### SHORT PROBLEM:
Return a copy of every line in the records that includes the word "JSON".

· · · · ·

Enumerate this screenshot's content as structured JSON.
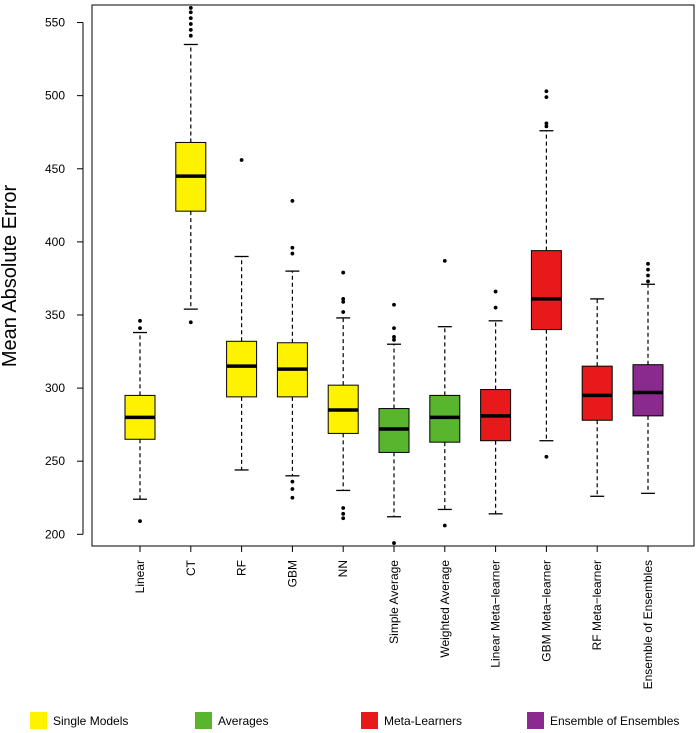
{
  "chart_data": {
    "type": "boxplot",
    "title": "",
    "xlabel": "",
    "ylabel": "Mean Absolute Error",
    "ylim": [
      192,
      562
    ],
    "yticks": [
      200,
      250,
      300,
      350,
      400,
      450,
      500,
      550
    ],
    "grid": false,
    "legend_position": "bottom",
    "colors": {
      "Single Models": "#FFF200",
      "Averages": "#5AB52E",
      "Meta-Learners": "#E8191B",
      "Ensemble of Ensembles": "#8B2A8E"
    },
    "legend": [
      "Single Models",
      "Averages",
      "Meta-Learners",
      "Ensemble of Ensembles"
    ],
    "categories": [
      "Linear",
      "CT",
      "RF",
      "GBM",
      "NN",
      "Simple Average",
      "Weighted Average",
      "Linear Meta−learner",
      "GBM Meta−learner",
      "RF Meta−learner",
      "Ensemble of Ensembles"
    ],
    "groups": [
      "Single Models",
      "Single Models",
      "Single Models",
      "Single Models",
      "Single Models",
      "Averages",
      "Averages",
      "Meta-Learners",
      "Meta-Learners",
      "Meta-Learners",
      "Ensemble of Ensembles"
    ],
    "boxes": [
      {
        "whisker_low": 224,
        "q1": 265,
        "median": 280,
        "q3": 295,
        "whisker_high": 338,
        "outliers": [
          209,
          341,
          346
        ]
      },
      {
        "whisker_low": 354,
        "q1": 421,
        "median": 445,
        "q3": 468,
        "whisker_high": 535,
        "outliers": [
          345,
          541,
          545,
          549,
          553,
          557,
          560
        ]
      },
      {
        "whisker_low": 244,
        "q1": 294,
        "median": 315,
        "q3": 332,
        "whisker_high": 390,
        "outliers": [
          456
        ]
      },
      {
        "whisker_low": 240,
        "q1": 294,
        "median": 313,
        "q3": 331,
        "whisker_high": 380,
        "outliers": [
          225,
          231,
          236,
          392,
          396,
          428
        ]
      },
      {
        "whisker_low": 230,
        "q1": 269,
        "median": 285,
        "q3": 302,
        "whisker_high": 348,
        "outliers": [
          211,
          214,
          218,
          352,
          359,
          361,
          379
        ]
      },
      {
        "whisker_low": 212,
        "q1": 256,
        "median": 272,
        "q3": 286,
        "whisker_high": 330,
        "outliers": [
          194,
          333,
          335,
          341,
          357
        ]
      },
      {
        "whisker_low": 217,
        "q1": 263,
        "median": 280,
        "q3": 295,
        "whisker_high": 342,
        "outliers": [
          206,
          387
        ]
      },
      {
        "whisker_low": 214,
        "q1": 264,
        "median": 281,
        "q3": 299,
        "whisker_high": 346,
        "outliers": [
          355,
          366
        ]
      },
      {
        "whisker_low": 264,
        "q1": 340,
        "median": 361,
        "q3": 394,
        "whisker_high": 476,
        "outliers": [
          253,
          479,
          481,
          499,
          503
        ]
      },
      {
        "whisker_low": 226,
        "q1": 278,
        "median": 295,
        "q3": 315,
        "whisker_high": 361,
        "outliers": []
      },
      {
        "whisker_low": 228,
        "q1": 281,
        "median": 297,
        "q3": 316,
        "whisker_high": 371,
        "outliers": [
          373,
          377,
          381,
          385
        ]
      }
    ]
  }
}
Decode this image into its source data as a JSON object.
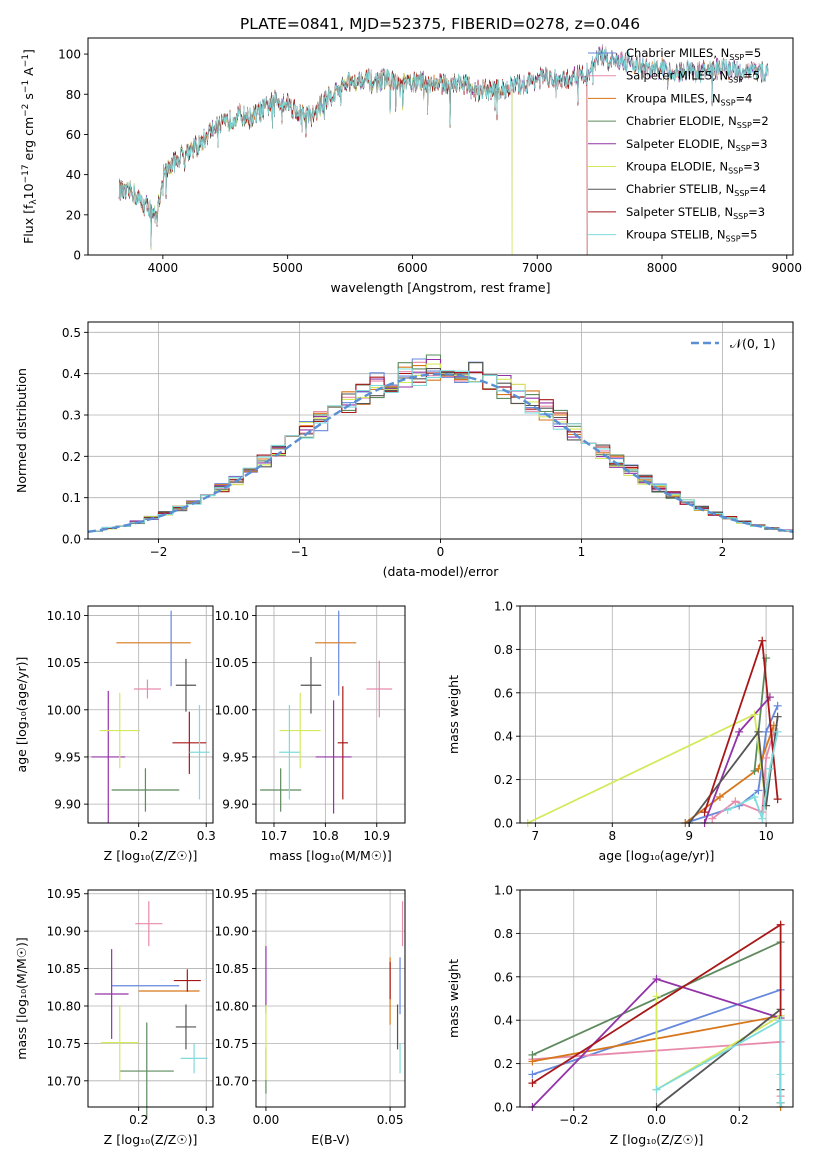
{
  "figure_title": "PLATE=0841, MJD=52375, FIBERID=0278, z=0.046",
  "series_styles": [
    {
      "name": "Chabrier MILES, N",
      "sub": "SSP",
      "tail": "=5",
      "color": "#6688dd"
    },
    {
      "name": "Salpeter MILES, N",
      "sub": "SSP",
      "tail": "=5",
      "color": "#e88aac"
    },
    {
      "name": "Kroupa MILES, N",
      "sub": "SSP",
      "tail": "=4",
      "color": "#d7761a"
    },
    {
      "name": "Chabrier ELODIE, N",
      "sub": "SSP",
      "tail": "=2",
      "color": "#5e8a5e"
    },
    {
      "name": "Salpeter ELODIE, N",
      "sub": "SSP",
      "tail": "=3",
      "color": "#9333a8"
    },
    {
      "name": "Kroupa ELODIE, N",
      "sub": "SSP",
      "tail": "=3",
      "color": "#d4ea5c"
    },
    {
      "name": "Chabrier STELIB, N",
      "sub": "SSP",
      "tail": "=4",
      "color": "#555555"
    },
    {
      "name": "Salpeter STELIB, N",
      "sub": "SSP",
      "tail": "=3",
      "color": "#a81818"
    },
    {
      "name": "Kroupa STELIB, N",
      "sub": "SSP",
      "tail": "=5",
      "color": "#7fdcdc"
    }
  ],
  "chart_data": [
    {
      "id": "spectrum",
      "type": "line",
      "xlabel": "wavelength [Angstrom, rest frame]",
      "ylabel_parts": [
        "Flux [f",
        "λ",
        "10",
        "−17",
        " erg cm",
        "−2",
        " s",
        "−1",
        " A",
        "−1",
        "]"
      ],
      "xlim": [
        3400,
        9050
      ],
      "ylim": [
        0,
        108
      ],
      "xticks": [
        4000,
        5000,
        6000,
        7000,
        8000,
        9000
      ],
      "yticks": [
        0,
        20,
        40,
        60,
        80,
        100
      ],
      "grid": false,
      "legend": "upper right",
      "continuum": {
        "x": [
          3650,
          3700,
          3750,
          3800,
          3850,
          3900,
          3950,
          4000,
          4100,
          4200,
          4300,
          4400,
          4500,
          4600,
          4700,
          4800,
          4900,
          5000,
          5100,
          5200,
          5300,
          5400,
          5500,
          5600,
          5700,
          5800,
          5900,
          6000,
          6100,
          6200,
          6300,
          6400,
          6500,
          6600,
          6700,
          6800,
          6900,
          7000,
          7100,
          7200,
          7300,
          7400,
          7500,
          7600,
          7700,
          7800,
          7900,
          8000,
          8100,
          8200,
          8300,
          8400,
          8500,
          8600,
          8700,
          8800
        ],
        "y": [
          33,
          30,
          32,
          28,
          25,
          24,
          18,
          40,
          47,
          52,
          55,
          63,
          65,
          70,
          68,
          72,
          77,
          76,
          70,
          69,
          77,
          82,
          86,
          88,
          86,
          88,
          84,
          86,
          86,
          85,
          85,
          86,
          82,
          82,
          82,
          84,
          85,
          88,
          88,
          86,
          89,
          90,
          100,
          96,
          97,
          95,
          92,
          93,
          90,
          92,
          91,
          92,
          93,
          91,
          92,
          91
        ]
      },
      "series_end_wavelength": [
        8850,
        8850,
        8850,
        6800,
        8850,
        6800,
        8850,
        7400,
        8850
      ]
    },
    {
      "id": "residual-histogram",
      "type": "bar",
      "xlabel": "(data-model)/error",
      "ylabel": "Normed distribution",
      "xlim": [
        -2.5,
        2.5
      ],
      "ylim": [
        0,
        0.525
      ],
      "xticks": [
        -2,
        -1,
        0,
        1,
        2
      ],
      "yticks": [
        0.0,
        0.1,
        0.2,
        0.3,
        0.4,
        0.5
      ],
      "grid": true,
      "legend": "upper right",
      "reference_curve": {
        "label": "𝒩(0, 1)",
        "color": "#5b8fd4",
        "mu": 0,
        "sigma": 1,
        "style": "dashed"
      },
      "bin_edges_range": [
        -2.5,
        2.5
      ],
      "bin_width": 0.1
    },
    {
      "id": "age-vs-metallicity",
      "type": "scatter",
      "xlabel": "Z [log₁₀(Z/Z☉)]",
      "ylabel": "age  [log₁₀(age/yr)]",
      "xlim": [
        0.125,
        0.31
      ],
      "ylim": [
        9.88,
        10.11
      ],
      "xticks": [
        0.2,
        0.3
      ],
      "yticks": [
        9.9,
        9.95,
        10.0,
        10.05,
        10.1
      ],
      "grid": true,
      "points": [
        {
          "x": 0.248,
          "y": 10.065,
          "xerr": 0.0,
          "yerr": 0.04
        },
        {
          "x": 0.213,
          "y": 10.022,
          "xerr": 0.02,
          "yerr": 0.01
        },
        {
          "x": 0.222,
          "y": 10.071,
          "xerr": 0.055,
          "yerr": 0.0
        },
        {
          "x": 0.21,
          "y": 9.915,
          "xerr": 0.05,
          "yerr": 0.023
        },
        {
          "x": 0.155,
          "y": 9.95,
          "xerr": 0.025,
          "yerr": 0.07
        },
        {
          "x": 0.172,
          "y": 9.978,
          "xerr": 0.03,
          "yerr": 0.04
        },
        {
          "x": 0.27,
          "y": 10.026,
          "xerr": 0.015,
          "yerr": 0.028
        },
        {
          "x": 0.275,
          "y": 9.965,
          "xerr": 0.025,
          "yerr": 0.033
        },
        {
          "x": 0.29,
          "y": 9.955,
          "xerr": 0.015,
          "yerr": 0.05
        }
      ]
    },
    {
      "id": "age-vs-mass",
      "type": "scatter",
      "xlabel": "mass [log₁₀(M/M☉)]",
      "ylabel": "",
      "xlim": [
        10.665,
        10.955
      ],
      "ylim": [
        9.88,
        10.11
      ],
      "xticks": [
        10.7,
        10.8,
        10.9
      ],
      "yticks": [
        9.9,
        9.95,
        10.0,
        10.05,
        10.1
      ],
      "grid": true,
      "points": [
        {
          "x": 10.826,
          "y": 10.06,
          "xerr": 0.0,
          "yerr": 0.045
        },
        {
          "x": 10.905,
          "y": 10.022,
          "xerr": 0.025,
          "yerr": 0.03
        },
        {
          "x": 10.82,
          "y": 10.071,
          "xerr": 0.04,
          "yerr": 0.0
        },
        {
          "x": 10.713,
          "y": 9.915,
          "xerr": 0.04,
          "yerr": 0.023
        },
        {
          "x": 10.816,
          "y": 9.95,
          "xerr": 0.035,
          "yerr": 0.06
        },
        {
          "x": 10.751,
          "y": 9.978,
          "xerr": 0.04,
          "yerr": 0.04
        },
        {
          "x": 10.772,
          "y": 10.026,
          "xerr": 0.02,
          "yerr": 0.03
        },
        {
          "x": 10.834,
          "y": 9.965,
          "xerr": 0.01,
          "yerr": 0.06
        },
        {
          "x": 10.73,
          "y": 9.955,
          "xerr": 0.02,
          "yerr": 0.05
        }
      ]
    },
    {
      "id": "mass-weight-vs-age",
      "type": "line",
      "xlabel": "age  [log₁₀(age/yr)]",
      "ylabel": "mass weight",
      "xlim": [
        6.8,
        10.35
      ],
      "ylim": [
        0,
        1.0
      ],
      "xticks": [
        7,
        8,
        9,
        10
      ],
      "yticks": [
        0.0,
        0.2,
        0.4,
        0.6,
        0.8,
        1.0
      ],
      "grid": true,
      "series": [
        {
          "x": [
            8.95,
            9.65,
            9.9,
            10.0,
            10.15
          ],
          "y": [
            0.0,
            0.08,
            0.15,
            0.42,
            0.54
          ]
        },
        {
          "x": [
            9.3,
            9.6,
            9.95,
            10.0,
            10.1
          ],
          "y": [
            0.02,
            0.1,
            0.05,
            0.3,
            0.42
          ]
        },
        {
          "x": [
            8.95,
            9.4,
            9.9,
            10.1
          ],
          "y": [
            0.0,
            0.12,
            0.25,
            0.45
          ]
        },
        {
          "x": [
            9.85,
            10.0
          ],
          "y": [
            0.24,
            0.76
          ]
        },
        {
          "x": [
            9.2,
            9.65,
            10.05
          ],
          "y": [
            0.0,
            0.42,
            0.58
          ]
        },
        {
          "x": [
            6.9,
            9.85,
            10.0
          ],
          "y": [
            0.0,
            0.5,
            0.08
          ]
        },
        {
          "x": [
            9.0,
            9.9,
            10.0,
            10.15
          ],
          "y": [
            0.0,
            0.42,
            0.08,
            0.49
          ]
        },
        {
          "x": [
            9.2,
            9.95,
            10.15
          ],
          "y": [
            0.05,
            0.84,
            0.11
          ]
        },
        {
          "x": [
            9.5,
            9.85,
            9.95,
            10.05,
            10.15
          ],
          "y": [
            0.06,
            0.12,
            0.02,
            0.25,
            0.42
          ]
        }
      ]
    },
    {
      "id": "mass-vs-metallicity",
      "type": "scatter",
      "xlabel": "Z [log₁₀(Z/Z☉)]",
      "ylabel": "mass [log₁₀(M/M☉)]",
      "xlim": [
        0.125,
        0.31
      ],
      "ylim": [
        10.665,
        10.955
      ],
      "xticks": [
        0.2,
        0.3
      ],
      "yticks": [
        10.7,
        10.75,
        10.8,
        10.85,
        10.9,
        10.95
      ],
      "grid": true,
      "points": [
        {
          "x": 0.21,
          "y": 10.827,
          "xerr": 0.05,
          "yerr": 0.0
        },
        {
          "x": 0.215,
          "y": 10.91,
          "xerr": 0.02,
          "yerr": 0.03
        },
        {
          "x": 0.245,
          "y": 10.82,
          "xerr": 0.045,
          "yerr": 0.0
        },
        {
          "x": 0.212,
          "y": 10.713,
          "xerr": 0.04,
          "yerr": 0.065
        },
        {
          "x": 0.16,
          "y": 10.816,
          "xerr": 0.025,
          "yerr": 0.06
        },
        {
          "x": 0.172,
          "y": 10.751,
          "xerr": 0.028,
          "yerr": 0.05
        },
        {
          "x": 0.27,
          "y": 10.772,
          "xerr": 0.015,
          "yerr": 0.03
        },
        {
          "x": 0.272,
          "y": 10.834,
          "xerr": 0.02,
          "yerr": 0.015
        },
        {
          "x": 0.282,
          "y": 10.73,
          "xerr": 0.02,
          "yerr": 0.02
        }
      ]
    },
    {
      "id": "mass-vs-extinction",
      "type": "scatter",
      "xlabel": "E(B-V)",
      "ylabel": "",
      "xlim": [
        -0.004,
        0.056
      ],
      "ylim": [
        10.665,
        10.955
      ],
      "xticks": [
        0.0,
        0.05
      ],
      "yticks": [
        10.7,
        10.75,
        10.8,
        10.85,
        10.9,
        10.95
      ],
      "grid": true,
      "points": [
        {
          "x": 0.054,
          "y": 10.827,
          "xerr": 0,
          "yerr": 0.038
        },
        {
          "x": 0.055,
          "y": 10.91,
          "xerr": 0,
          "yerr": 0.03
        },
        {
          "x": 0.05,
          "y": 10.82,
          "xerr": 0,
          "yerr": 0.045
        },
        {
          "x": 0.0,
          "y": 10.713,
          "xerr": 0,
          "yerr": 0.03
        },
        {
          "x": 0.0,
          "y": 10.835,
          "xerr": 0,
          "yerr": 0.045
        },
        {
          "x": 0.0,
          "y": 10.751,
          "xerr": 0,
          "yerr": 0.05
        },
        {
          "x": 0.053,
          "y": 10.772,
          "xerr": 0,
          "yerr": 0.03
        },
        {
          "x": 0.05,
          "y": 10.834,
          "xerr": 0,
          "yerr": 0.025
        },
        {
          "x": 0.054,
          "y": 10.73,
          "xerr": 0,
          "yerr": 0.02
        }
      ]
    },
    {
      "id": "mass-weight-vs-metallicity",
      "type": "line",
      "xlabel": "Z [log₁₀(Z/Z☉)]",
      "ylabel": "mass weight",
      "xlim": [
        -0.33,
        0.33
      ],
      "ylim": [
        0,
        1.0
      ],
      "xticks": [
        -0.2,
        0.0,
        0.2
      ],
      "yticks": [
        0.0,
        0.2,
        0.4,
        0.6,
        0.8,
        1.0
      ],
      "grid": true,
      "series": [
        {
          "x": [
            -0.3,
            0.3
          ],
          "y": [
            0.15,
            0.54
          ]
        },
        {
          "x": [
            -0.3,
            0.3,
            0.3
          ],
          "y": [
            0.22,
            0.3,
            0.05
          ]
        },
        {
          "x": [
            -0.3,
            0.3,
            0.3
          ],
          "y": [
            0.21,
            0.42,
            0.0
          ]
        },
        {
          "x": [
            -0.3,
            0.3
          ],
          "y": [
            0.24,
            0.76
          ]
        },
        {
          "x": [
            -0.3,
            0.0,
            0.3
          ],
          "y": [
            0.0,
            0.59,
            0.41
          ]
        },
        {
          "x": [
            0.0,
            0.0,
            0.3
          ],
          "y": [
            0.51,
            0.08,
            0.42
          ]
        },
        {
          "x": [
            0.0,
            0.3,
            0.3
          ],
          "y": [
            0.0,
            0.45,
            0.08
          ]
        },
        {
          "x": [
            -0.3,
            0.3,
            0.3
          ],
          "y": [
            0.11,
            0.84,
            0.02
          ]
        },
        {
          "x": [
            0.0,
            0.3,
            0.3,
            0.3
          ],
          "y": [
            0.08,
            0.4,
            0.15,
            0.02
          ]
        }
      ]
    }
  ]
}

· · · · ·

### SOLUTION TO THIS PROBLEM:
Enumerate this screenshot's content as structured JSON.
Decode this image into its source data as a JSON object.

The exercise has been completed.